**OBJECTIVE:** Leaving out the pictures, transcribe all of the records faithfully.

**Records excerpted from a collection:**
........
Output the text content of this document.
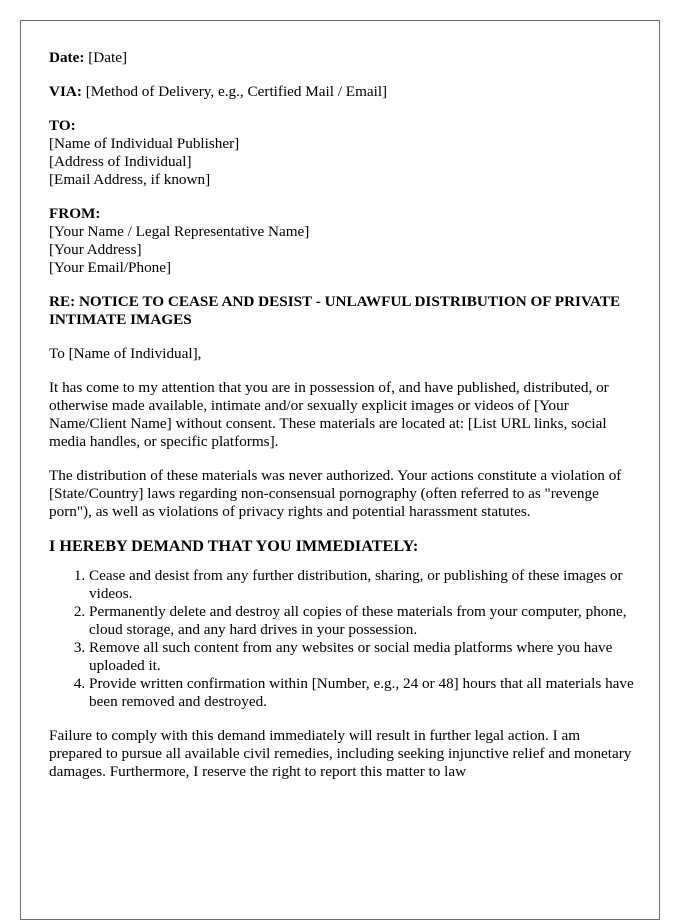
Date: [Date]

VIA: [Method of Delivery, e.g., Certified Mail / Email]

TO:
[Name of Individual Publisher]
[Address of Individual]
[Email Address, if known]
FROM:
[Your Name / Legal Representative Name]
[Your Address]
[Your Email/Phone]
RE: NOTICE TO CEASE AND DESIST - UNLAWFUL DISTRIBUTION OF PRIVATE INTIMATE IMAGES

To [Name of Individual],

It has come to my attention that you are in possession of, and have published, distributed, or otherwise made available, intimate and/or sexually explicit images or videos of [Your Name/Client Name] without consent. These materials are located at: [List URL links, social media handles, or specific platforms].

The distribution of these materials was never authorized. Your actions constitute a violation of [State/Country] laws regarding non-consensual pornography (often referred to as "revenge porn"), as well as violations of privacy rights and potential harassment statutes.

I HEREBY DEMAND THAT YOU IMMEDIATELY:
1. Cease and desist from any further distribution, sharing, or publishing of these images or videos.
2. Permanently delete and destroy all copies of these materials from your computer, phone, cloud storage, and any hard drives in your possession.
3. Remove all such content from any websites or social media platforms where you have uploaded it.
4. Provide written confirmation within [Number, e.g., 24 or 48] hours that all materials have been removed and destroyed.

Failure to comply with this demand immediately will result in further legal action. I am prepared to pursue all available civil remedies, including seeking injunctive relief and monetary damages. Furthermore, I reserve the right to report this matter to law
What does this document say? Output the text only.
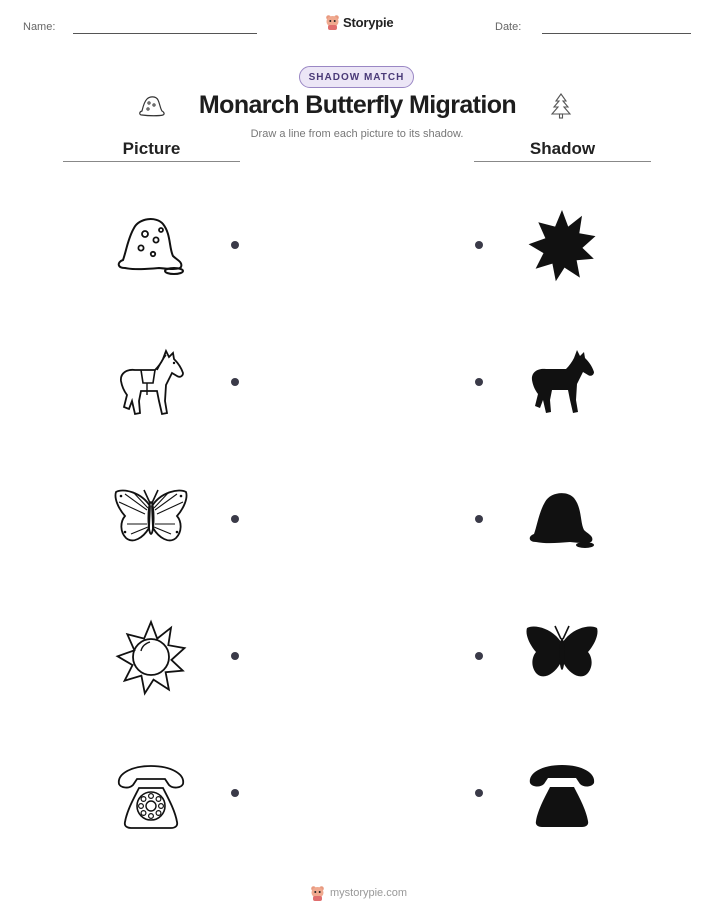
Name:	Storypie	Date:
SHADOW MATCH
Monarch Butterfly Migration
Draw a line from each picture to its shadow.
Picture	Shadow
mystorypie.com
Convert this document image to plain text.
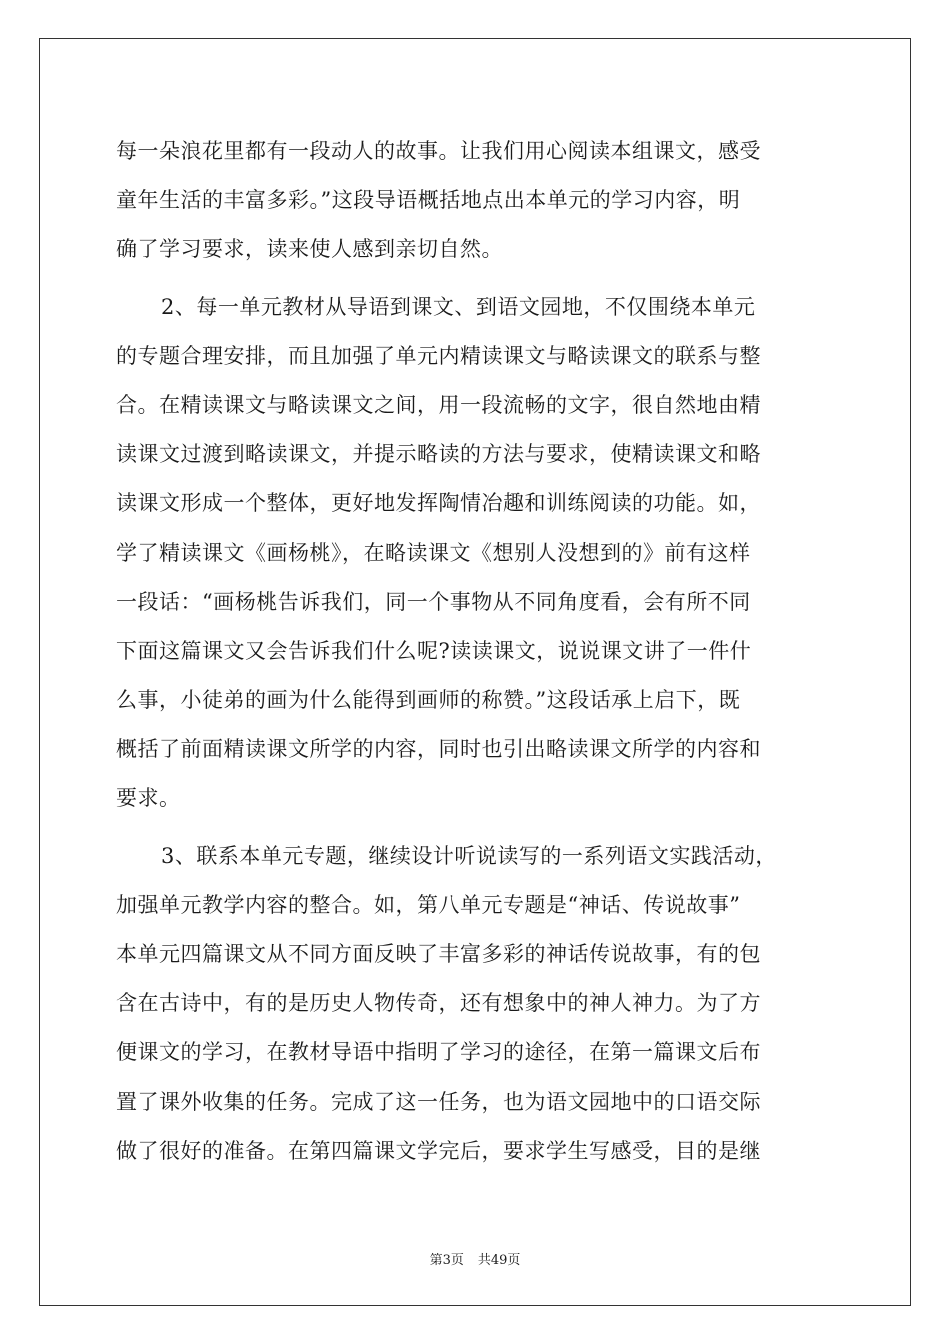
每一朵浪花里都有一段动人的故事。让我们用心阅读本组课文，感受
童年生活的丰富多彩。”这段导语概括地点出本单元的学习内容，明
确了学习要求，读来使人感到亲切自然。
2、每一单元教材从导语到课文、到语文园地，不仅围绕本单元
的专题合理安排，而且加强了单元内精读课文与略读课文的联系与整
合。在精读课文与略读课文之间，用一段流畅的文字，很自然地由精
读课文过渡到略读课文，并提示略读的方法与要求，使精读课文和略
读课文形成一个整体，更好地发挥陶情冶趣和训练阅读的功能。如，
学了精读课文《画杨桃》，在略读课文《想别人没想到的》前有这样
一段话：“画杨桃告诉我们，同一个事物从不同角度看，会有所不同
下面这篇课文又会告诉我们什么呢?读读课文，说说课文讲了一件什
么事，小徒弟的画为什么能得到画师的称赞。”这段话承上启下，既
概括了前面精读课文所学的内容，同时也引出略读课文所学的内容和
要求。
3、联系本单元专题，继续设计听说读写的一系列语文实践活动，
加强单元教学内容的整合。如，第八单元专题是“神话、传说故事”
本单元四篇课文从不同方面反映了丰富多彩的神话传说故事，有的包
含在古诗中，有的是历史人物传奇，还有想象中的神人神力。为了方
便课文的学习，在教材导语中指明了学习的途径，在第一篇课文后布
置了课外收集的任务。完成了这一任务，也为语文园地中的口语交际
做了很好的准备。在第四篇课文学完后，要求学生写感受，目的是继
第3页 共49页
........
**EXPECTED ANSWER:**
Output the text content of this document.
Date: [Date]

VIA: [Method of Delivery, e.g., Certified Mail / Email]

TO:
[Name of Individual Publisher]
[Address of Individual]
[Email Address, if known]
FROM:
[Your Name / Legal Representative Name]
[Your Address]
[Your Email/Phone]
RE: NOTICE TO CEASE AND DESIST - UNLAWFUL DISTRIBUTION OF PRIVATE INTIMATE IMAGES

To [Name of Individual],

It has come to my attention that you are in possession of, and have published, distributed, or otherwise made available, intimate and/or sexually explicit images or videos of [Your Name/Client Name] without consent. These materials are located at: [List URL links, social media handles, or specific platforms].

The distribution of these materials was never authorized. Your actions constitute a violation of [State/Country] laws regarding non-consensual pornography (often referred to as "revenge porn"), as well as violations of privacy rights and potential harassment statutes.

I HEREBY DEMAND THAT YOU IMMEDIATELY:
1. Cease and desist from any further distribution, sharing, or publishing of these images or videos.
2. Permanently delete and destroy all copies of these materials from your computer, phone, cloud storage, and any hard drives in your possession.
3. Remove all such content from any websites or social media platforms where you have uploaded it.
4. Provide written confirmation within [Number, e.g., 24 or 48] hours that all materials have been removed and destroyed.

Failure to comply with this demand immediately will result in further legal action. I am prepared to pursue all available civil remedies, including seeking injunctive relief and monetary damages. Furthermore, I reserve the right to report this matter to law
What does this document say? Output the text only.
Name:	Storypie	Date:
SHADOW MATCH
Monarch Butterfly Migration
Draw a line from each picture to its shadow.
Picture	Shadow
mystorypie.com
Convert this document image to plain text.
每一朵浪花里都有一段动人的故事。让我们用心阅读本组课文，感受
童年生活的丰富多彩。”这段导语概括地点出本单元的学习内容，明
确了学习要求，读来使人感到亲切自然。
2、每一单元教材从导语到课文、到语文园地，不仅围绕本单元
的专题合理安排，而且加强了单元内精读课文与略读课文的联系与整
合。在精读课文与略读课文之间，用一段流畅的文字，很自然地由精
读课文过渡到略读课文，并提示略读的方法与要求，使精读课文和略
读课文形成一个整体，更好地发挥陶情冶趣和训练阅读的功能。如，
学了精读课文《画杨桃》，在略读课文《想别人没想到的》前有这样
一段话：“画杨桃告诉我们，同一个事物从不同角度看，会有所不同
下面这篇课文又会告诉我们什么呢?读读课文，说说课文讲了一件什
么事，小徒弟的画为什么能得到画师的称赞。”这段话承上启下，既
概括了前面精读课文所学的内容，同时也引出略读课文所学的内容和
要求。
3、联系本单元专题，继续设计听说读写的一系列语文实践活动，
加强单元教学内容的整合。如，第八单元专题是“神话、传说故事”
本单元四篇课文从不同方面反映了丰富多彩的神话传说故事，有的包
含在古诗中，有的是历史人物传奇，还有想象中的神人神力。为了方
便课文的学习，在教材导语中指明了学习的途径，在第一篇课文后布
置了课外收集的任务。完成了这一任务，也为语文园地中的口语交际
做了很好的准备。在第四篇课文学完后，要求学生写感受，目的是继
第3页 共49页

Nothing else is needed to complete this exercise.